Exercise aim:
Output all the material that follows, exactly as given.

Record set:
-- Start --

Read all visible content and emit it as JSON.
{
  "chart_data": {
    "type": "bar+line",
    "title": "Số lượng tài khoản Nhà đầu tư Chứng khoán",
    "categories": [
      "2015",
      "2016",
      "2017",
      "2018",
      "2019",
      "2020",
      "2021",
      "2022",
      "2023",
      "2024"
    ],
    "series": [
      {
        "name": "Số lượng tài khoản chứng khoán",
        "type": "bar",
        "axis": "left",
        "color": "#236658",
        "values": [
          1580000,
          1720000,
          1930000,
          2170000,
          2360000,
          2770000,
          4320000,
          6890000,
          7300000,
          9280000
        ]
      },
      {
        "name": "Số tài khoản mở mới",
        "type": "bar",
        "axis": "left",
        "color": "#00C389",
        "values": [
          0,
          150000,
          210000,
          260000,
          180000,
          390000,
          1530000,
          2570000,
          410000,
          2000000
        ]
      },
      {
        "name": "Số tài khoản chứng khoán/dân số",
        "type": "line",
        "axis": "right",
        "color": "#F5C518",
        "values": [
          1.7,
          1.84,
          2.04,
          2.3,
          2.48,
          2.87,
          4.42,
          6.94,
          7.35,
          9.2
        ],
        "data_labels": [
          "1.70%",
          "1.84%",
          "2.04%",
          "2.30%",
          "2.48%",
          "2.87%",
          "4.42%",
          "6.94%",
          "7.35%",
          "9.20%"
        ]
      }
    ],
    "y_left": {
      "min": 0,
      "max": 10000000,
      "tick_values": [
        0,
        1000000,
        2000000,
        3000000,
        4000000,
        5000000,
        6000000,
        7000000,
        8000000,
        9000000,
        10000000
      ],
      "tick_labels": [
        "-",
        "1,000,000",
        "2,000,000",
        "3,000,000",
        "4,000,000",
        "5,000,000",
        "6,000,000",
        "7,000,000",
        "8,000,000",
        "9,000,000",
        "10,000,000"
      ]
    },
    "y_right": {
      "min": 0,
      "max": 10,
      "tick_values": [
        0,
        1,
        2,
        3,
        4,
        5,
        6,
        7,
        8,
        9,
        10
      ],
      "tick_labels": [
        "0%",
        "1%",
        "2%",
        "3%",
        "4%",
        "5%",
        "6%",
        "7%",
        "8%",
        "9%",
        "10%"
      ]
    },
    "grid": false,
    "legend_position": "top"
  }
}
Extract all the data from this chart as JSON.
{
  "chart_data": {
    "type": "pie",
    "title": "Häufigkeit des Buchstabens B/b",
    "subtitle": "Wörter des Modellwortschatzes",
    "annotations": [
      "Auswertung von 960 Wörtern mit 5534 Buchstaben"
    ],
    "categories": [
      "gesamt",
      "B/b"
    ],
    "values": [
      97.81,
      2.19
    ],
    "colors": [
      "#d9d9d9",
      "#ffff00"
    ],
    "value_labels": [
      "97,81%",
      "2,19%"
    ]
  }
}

-- End --

Correct response:
Read all visible content and emit it as JSON.
{
  "chart_data": {
    "type": "bar+line",
    "title": "Số lượng tài khoản Nhà đầu tư Chứng khoán",
    "categories": [
      "2015",
      "2016",
      "2017",
      "2018",
      "2019",
      "2020",
      "2021",
      "2022",
      "2023",
      "2024"
    ],
    "series": [
      {
        "name": "Số lượng tài khoản chứng khoán",
        "type": "bar",
        "axis": "left",
        "color": "#236658",
        "values": [
          1580000,
          1720000,
          1930000,
          2170000,
          2360000,
          2770000,
          4320000,
          6890000,
          7300000,
          9280000
        ]
      },
      {
        "name": "Số tài khoản mở mới",
        "type": "bar",
        "axis": "left",
        "color": "#00C389",
        "values": [
          0,
          150000,
          210000,
          260000,
          180000,
          390000,
          1530000,
          2570000,
          410000,
          2000000
        ]
      },
      {
        "name": "Số tài khoản chứng khoán/dân số",
        "type": "line",
        "axis": "right",
        "color": "#F5C518",
        "values": [
          1.7,
          1.84,
          2.04,
          2.3,
          2.48,
          2.87,
          4.42,
          6.94,
          7.35,
          9.2
        ],
        "data_labels": [
          "1.70%",
          "1.84%",
          "2.04%",
          "2.30%",
          "2.48%",
          "2.87%",
          "4.42%",
          "6.94%",
          "7.35%",
          "9.20%"
        ]
      }
    ],
    "y_left": {
      "min": 0,
      "max": 10000000,
      "tick_values": [
        0,
        1000000,
        2000000,
        3000000,
        4000000,
        5000000,
        6000000,
        7000000,
        8000000,
        9000000,
        10000000
      ],
      "tick_labels": [
        "-",
        "1,000,000",
        "2,000,000",
        "3,000,000",
        "4,000,000",
        "5,000,000",
        "6,000,000",
        "7,000,000",
        "8,000,000",
        "9,000,000",
        "10,000,000"
      ]
    },
    "y_right": {
      "min": 0,
      "max": 10,
      "tick_values": [
        0,
        1,
        2,
        3,
        4,
        5,
        6,
        7,
        8,
        9,
        10
      ],
      "tick_labels": [
        "0%",
        "1%",
        "2%",
        "3%",
        "4%",
        "5%",
        "6%",
        "7%",
        "8%",
        "9%",
        "10%"
      ]
    },
    "grid": false,
    "legend_position": "top"
  }
}
Extract all the data from this chart as JSON.
{
  "chart_data": {
    "type": "pie",
    "title": "Häufigkeit des Buchstabens B/b",
    "subtitle": "Wörter des Modellwortschatzes",
    "annotations": [
      "Auswertung von 960 Wörtern mit 5534 Buchstaben"
    ],
    "categories": [
      "gesamt",
      "B/b"
    ],
    "values": [
      97.81,
      2.19
    ],
    "colors": [
      "#d9d9d9",
      "#ffff00"
    ],
    "value_labels": [
      "97,81%",
      "2,19%"
    ]
  }
}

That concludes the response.